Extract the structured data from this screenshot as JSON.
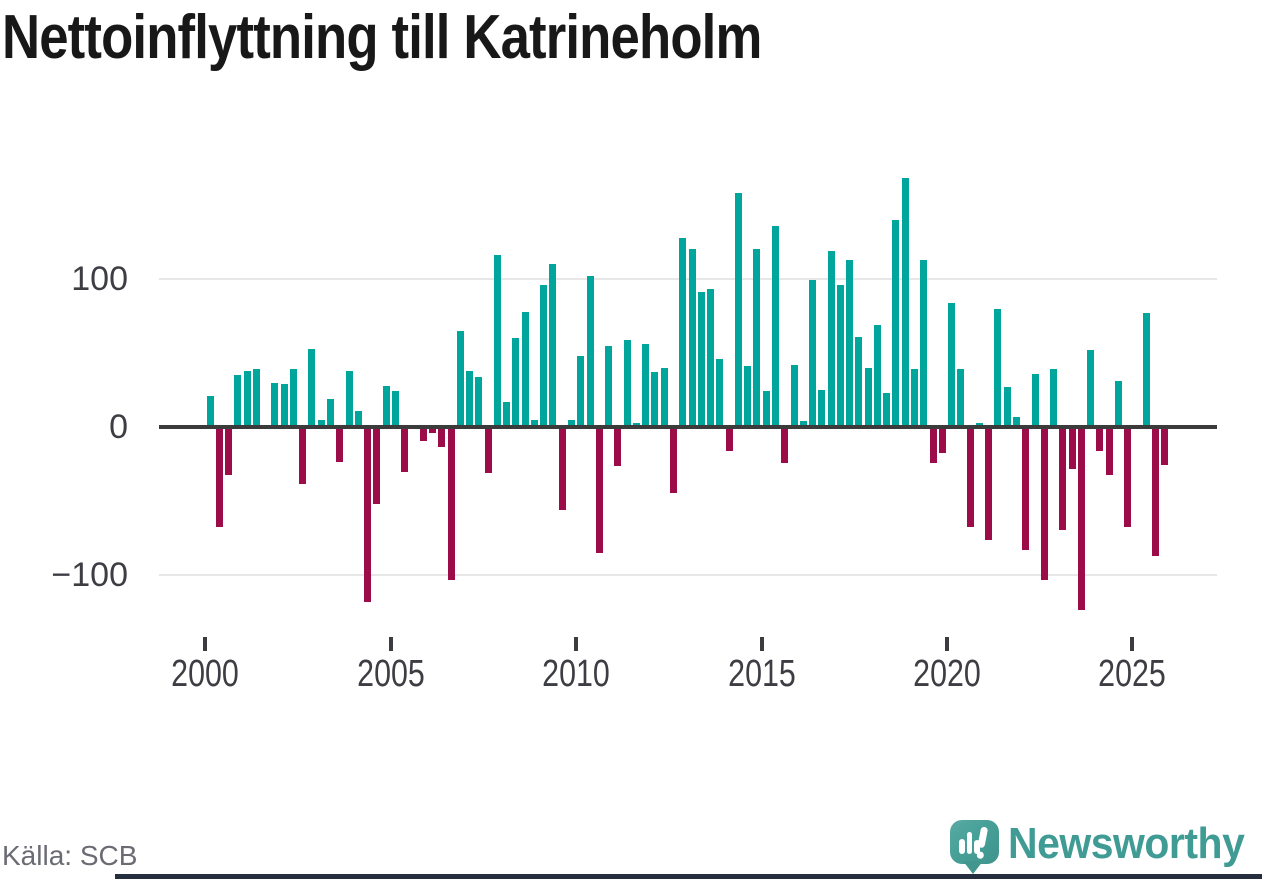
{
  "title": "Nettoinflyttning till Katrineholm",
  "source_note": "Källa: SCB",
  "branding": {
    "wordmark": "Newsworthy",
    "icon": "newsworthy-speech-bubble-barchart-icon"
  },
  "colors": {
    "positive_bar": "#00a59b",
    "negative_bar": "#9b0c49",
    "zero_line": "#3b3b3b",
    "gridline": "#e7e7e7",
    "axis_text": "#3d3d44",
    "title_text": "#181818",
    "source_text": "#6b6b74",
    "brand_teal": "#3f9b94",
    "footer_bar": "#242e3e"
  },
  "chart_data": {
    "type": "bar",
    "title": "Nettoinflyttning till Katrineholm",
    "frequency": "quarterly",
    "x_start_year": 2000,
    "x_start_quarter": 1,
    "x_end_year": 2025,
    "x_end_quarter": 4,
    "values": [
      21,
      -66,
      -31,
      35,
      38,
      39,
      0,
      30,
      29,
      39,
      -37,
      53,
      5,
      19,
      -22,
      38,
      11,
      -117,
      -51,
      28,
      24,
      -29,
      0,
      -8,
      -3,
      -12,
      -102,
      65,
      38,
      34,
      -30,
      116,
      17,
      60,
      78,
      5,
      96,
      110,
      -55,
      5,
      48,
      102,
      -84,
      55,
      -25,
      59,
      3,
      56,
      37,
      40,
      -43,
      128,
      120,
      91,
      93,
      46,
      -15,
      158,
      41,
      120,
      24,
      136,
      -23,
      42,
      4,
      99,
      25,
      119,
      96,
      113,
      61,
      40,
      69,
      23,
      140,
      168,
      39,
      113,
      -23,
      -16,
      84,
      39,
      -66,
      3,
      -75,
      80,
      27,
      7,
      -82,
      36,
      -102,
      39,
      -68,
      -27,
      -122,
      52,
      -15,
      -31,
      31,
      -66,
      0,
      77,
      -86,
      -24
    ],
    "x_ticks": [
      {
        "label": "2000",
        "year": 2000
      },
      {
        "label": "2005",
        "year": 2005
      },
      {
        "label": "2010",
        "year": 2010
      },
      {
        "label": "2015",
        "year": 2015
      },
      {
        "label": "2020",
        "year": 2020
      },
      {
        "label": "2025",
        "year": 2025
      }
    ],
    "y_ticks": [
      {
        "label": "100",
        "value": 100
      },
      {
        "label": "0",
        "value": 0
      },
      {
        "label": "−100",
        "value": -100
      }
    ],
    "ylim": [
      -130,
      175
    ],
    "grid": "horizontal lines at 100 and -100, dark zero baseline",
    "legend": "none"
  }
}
---
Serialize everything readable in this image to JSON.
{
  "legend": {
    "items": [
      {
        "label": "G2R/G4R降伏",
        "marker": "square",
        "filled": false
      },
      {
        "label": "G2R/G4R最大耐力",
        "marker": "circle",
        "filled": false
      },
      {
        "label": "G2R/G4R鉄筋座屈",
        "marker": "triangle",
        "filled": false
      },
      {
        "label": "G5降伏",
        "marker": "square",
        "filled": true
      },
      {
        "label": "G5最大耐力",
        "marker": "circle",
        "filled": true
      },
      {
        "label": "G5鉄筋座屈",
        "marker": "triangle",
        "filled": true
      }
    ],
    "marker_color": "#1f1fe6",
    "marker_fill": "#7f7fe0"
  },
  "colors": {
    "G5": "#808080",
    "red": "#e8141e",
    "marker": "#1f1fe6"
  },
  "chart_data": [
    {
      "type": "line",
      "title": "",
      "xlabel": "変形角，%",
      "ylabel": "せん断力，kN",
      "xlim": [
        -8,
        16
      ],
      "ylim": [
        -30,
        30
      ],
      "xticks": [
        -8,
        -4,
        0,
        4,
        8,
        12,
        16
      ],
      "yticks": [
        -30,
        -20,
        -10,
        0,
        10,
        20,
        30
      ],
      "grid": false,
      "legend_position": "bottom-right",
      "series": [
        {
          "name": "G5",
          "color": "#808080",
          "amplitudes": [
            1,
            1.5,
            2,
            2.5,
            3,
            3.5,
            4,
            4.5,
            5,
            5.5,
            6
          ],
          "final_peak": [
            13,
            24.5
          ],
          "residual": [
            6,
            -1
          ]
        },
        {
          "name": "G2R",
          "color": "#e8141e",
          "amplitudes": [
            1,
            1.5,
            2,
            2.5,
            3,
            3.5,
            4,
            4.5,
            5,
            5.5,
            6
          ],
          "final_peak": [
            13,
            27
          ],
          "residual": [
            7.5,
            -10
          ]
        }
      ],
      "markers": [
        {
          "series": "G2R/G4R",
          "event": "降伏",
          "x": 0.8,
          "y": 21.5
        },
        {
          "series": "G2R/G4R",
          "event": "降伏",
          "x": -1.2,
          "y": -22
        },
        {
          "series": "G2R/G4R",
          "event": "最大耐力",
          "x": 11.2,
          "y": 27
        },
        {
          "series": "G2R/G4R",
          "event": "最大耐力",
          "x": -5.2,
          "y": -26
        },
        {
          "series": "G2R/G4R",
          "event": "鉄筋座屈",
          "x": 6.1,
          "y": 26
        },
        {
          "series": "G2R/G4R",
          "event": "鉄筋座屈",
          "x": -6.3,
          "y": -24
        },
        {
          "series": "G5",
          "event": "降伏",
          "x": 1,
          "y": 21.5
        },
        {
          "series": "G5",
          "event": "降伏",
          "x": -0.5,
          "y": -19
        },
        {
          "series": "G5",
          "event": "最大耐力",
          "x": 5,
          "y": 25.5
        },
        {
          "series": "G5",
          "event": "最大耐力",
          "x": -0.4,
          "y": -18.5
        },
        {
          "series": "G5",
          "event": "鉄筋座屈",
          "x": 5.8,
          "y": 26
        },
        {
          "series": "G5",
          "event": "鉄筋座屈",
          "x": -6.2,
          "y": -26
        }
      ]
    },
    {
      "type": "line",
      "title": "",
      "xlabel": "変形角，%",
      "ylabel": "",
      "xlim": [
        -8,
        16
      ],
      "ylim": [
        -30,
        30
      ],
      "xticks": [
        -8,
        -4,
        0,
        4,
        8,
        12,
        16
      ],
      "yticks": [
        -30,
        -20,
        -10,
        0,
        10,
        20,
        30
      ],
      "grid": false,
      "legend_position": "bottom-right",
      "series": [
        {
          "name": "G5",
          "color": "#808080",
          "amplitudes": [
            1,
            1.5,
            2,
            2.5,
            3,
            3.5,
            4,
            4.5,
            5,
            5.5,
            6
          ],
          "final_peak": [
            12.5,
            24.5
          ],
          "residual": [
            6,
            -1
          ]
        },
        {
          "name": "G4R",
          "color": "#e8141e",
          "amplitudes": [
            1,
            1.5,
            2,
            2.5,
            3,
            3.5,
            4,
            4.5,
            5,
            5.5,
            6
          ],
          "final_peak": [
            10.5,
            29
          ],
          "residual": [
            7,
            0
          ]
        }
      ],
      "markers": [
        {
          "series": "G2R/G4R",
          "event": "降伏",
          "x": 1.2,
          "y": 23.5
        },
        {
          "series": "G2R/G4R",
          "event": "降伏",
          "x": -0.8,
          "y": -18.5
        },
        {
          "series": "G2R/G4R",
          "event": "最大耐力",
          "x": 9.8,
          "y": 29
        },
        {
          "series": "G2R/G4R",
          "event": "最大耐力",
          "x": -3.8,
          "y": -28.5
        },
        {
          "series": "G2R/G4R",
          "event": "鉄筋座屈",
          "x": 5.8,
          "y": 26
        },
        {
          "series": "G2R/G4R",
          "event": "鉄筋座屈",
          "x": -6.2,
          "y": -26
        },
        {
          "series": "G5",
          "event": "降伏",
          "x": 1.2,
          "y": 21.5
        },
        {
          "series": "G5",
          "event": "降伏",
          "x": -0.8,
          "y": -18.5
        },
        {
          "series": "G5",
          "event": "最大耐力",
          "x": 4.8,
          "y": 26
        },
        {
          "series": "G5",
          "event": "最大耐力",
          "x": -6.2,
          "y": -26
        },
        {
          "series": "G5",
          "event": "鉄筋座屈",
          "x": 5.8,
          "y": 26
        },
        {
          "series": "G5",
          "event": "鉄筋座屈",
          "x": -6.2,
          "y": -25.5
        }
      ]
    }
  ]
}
* * *
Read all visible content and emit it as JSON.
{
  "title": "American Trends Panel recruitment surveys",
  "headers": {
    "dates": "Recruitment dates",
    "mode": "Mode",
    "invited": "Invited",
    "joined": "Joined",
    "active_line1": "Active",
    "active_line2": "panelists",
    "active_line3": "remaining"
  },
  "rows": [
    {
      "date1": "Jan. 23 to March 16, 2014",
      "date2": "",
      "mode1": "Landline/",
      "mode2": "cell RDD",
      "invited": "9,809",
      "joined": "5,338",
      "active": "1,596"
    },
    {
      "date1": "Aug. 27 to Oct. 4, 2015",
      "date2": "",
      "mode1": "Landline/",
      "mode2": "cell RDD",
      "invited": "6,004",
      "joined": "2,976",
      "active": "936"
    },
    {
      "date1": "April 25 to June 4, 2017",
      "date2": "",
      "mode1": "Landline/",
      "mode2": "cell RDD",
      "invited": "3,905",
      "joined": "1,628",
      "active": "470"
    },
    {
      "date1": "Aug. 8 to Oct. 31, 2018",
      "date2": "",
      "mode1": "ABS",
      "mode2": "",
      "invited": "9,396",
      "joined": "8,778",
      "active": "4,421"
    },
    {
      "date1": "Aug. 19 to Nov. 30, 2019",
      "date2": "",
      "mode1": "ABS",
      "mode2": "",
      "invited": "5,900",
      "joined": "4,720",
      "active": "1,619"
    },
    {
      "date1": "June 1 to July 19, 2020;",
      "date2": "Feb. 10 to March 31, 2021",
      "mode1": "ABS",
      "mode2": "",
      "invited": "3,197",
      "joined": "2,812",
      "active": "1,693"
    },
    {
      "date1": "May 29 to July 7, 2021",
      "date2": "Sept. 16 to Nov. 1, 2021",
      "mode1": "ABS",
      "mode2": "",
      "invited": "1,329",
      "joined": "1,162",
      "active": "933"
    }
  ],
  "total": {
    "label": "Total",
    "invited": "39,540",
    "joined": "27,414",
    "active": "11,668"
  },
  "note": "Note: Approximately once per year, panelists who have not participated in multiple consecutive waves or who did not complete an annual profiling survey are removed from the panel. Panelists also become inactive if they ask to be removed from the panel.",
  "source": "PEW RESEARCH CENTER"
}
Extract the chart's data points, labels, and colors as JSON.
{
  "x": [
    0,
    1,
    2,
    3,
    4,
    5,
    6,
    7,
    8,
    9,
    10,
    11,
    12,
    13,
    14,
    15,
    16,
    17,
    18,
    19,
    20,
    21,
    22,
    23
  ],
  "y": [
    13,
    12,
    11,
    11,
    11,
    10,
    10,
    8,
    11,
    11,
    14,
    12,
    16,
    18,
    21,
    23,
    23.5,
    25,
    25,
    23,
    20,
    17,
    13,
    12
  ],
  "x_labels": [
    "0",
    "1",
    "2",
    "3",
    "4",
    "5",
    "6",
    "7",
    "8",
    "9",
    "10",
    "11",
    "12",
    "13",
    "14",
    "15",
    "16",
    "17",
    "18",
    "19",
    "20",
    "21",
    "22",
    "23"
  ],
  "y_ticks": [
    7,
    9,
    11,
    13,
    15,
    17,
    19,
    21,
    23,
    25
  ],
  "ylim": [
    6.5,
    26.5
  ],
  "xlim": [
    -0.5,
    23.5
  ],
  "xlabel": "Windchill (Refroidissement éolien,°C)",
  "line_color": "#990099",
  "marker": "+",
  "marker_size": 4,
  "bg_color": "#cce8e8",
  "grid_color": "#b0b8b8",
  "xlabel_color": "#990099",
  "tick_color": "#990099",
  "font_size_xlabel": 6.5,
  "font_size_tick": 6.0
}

### Exercise goal
Copy every line in the records above that contains the word "this".

### Correct output
Extract the structured data from this screenshot as JSON.
Serialize everything readable in this image to JSON.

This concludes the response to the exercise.